What is expected> Say how many lines contain the word "guerre". Only the number should be given.

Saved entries
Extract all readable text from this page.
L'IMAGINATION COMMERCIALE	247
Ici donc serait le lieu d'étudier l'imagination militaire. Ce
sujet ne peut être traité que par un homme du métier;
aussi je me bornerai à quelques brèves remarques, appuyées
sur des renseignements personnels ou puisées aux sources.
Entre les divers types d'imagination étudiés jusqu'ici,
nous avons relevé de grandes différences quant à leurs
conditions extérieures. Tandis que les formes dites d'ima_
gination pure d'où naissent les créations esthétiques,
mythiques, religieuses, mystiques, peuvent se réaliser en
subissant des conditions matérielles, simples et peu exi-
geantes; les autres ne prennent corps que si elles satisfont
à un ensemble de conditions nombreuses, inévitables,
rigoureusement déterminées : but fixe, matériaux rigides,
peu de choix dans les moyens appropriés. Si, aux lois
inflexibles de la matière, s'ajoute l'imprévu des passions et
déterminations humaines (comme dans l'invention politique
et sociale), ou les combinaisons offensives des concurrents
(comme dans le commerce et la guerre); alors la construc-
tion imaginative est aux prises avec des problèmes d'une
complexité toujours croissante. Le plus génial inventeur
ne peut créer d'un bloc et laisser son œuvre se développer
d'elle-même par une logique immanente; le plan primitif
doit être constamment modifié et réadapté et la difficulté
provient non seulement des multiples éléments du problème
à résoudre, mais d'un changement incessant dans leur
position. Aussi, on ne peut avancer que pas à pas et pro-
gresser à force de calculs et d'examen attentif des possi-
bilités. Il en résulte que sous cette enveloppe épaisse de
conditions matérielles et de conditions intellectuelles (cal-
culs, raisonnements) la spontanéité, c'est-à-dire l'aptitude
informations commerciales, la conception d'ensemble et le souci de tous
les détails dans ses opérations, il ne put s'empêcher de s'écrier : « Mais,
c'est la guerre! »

* * *

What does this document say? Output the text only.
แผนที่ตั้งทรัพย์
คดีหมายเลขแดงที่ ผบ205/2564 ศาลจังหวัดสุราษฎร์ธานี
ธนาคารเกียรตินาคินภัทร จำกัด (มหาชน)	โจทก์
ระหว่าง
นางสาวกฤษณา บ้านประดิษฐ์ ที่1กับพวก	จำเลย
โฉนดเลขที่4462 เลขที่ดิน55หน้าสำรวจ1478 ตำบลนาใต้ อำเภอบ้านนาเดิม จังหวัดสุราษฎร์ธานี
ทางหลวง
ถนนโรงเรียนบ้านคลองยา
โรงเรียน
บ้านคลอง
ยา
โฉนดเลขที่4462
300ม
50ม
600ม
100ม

Answer for the task> 2